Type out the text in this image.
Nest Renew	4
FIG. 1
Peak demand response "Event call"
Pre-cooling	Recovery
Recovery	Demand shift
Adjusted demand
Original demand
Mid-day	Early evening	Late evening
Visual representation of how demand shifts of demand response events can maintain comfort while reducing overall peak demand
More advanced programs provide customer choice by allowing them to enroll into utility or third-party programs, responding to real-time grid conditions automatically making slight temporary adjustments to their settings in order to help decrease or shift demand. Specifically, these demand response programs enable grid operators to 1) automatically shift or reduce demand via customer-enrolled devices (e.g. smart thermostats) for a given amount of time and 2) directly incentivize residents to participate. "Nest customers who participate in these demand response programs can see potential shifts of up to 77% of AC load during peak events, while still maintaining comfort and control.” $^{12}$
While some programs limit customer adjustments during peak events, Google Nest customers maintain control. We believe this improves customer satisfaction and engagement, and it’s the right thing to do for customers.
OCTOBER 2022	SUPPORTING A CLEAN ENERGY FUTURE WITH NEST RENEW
::::
### [EXERCISE GOAL]
Across the material above, how many lines include the string "customer"? Only the number is wanted.

### [ANSWER IN FULL]
2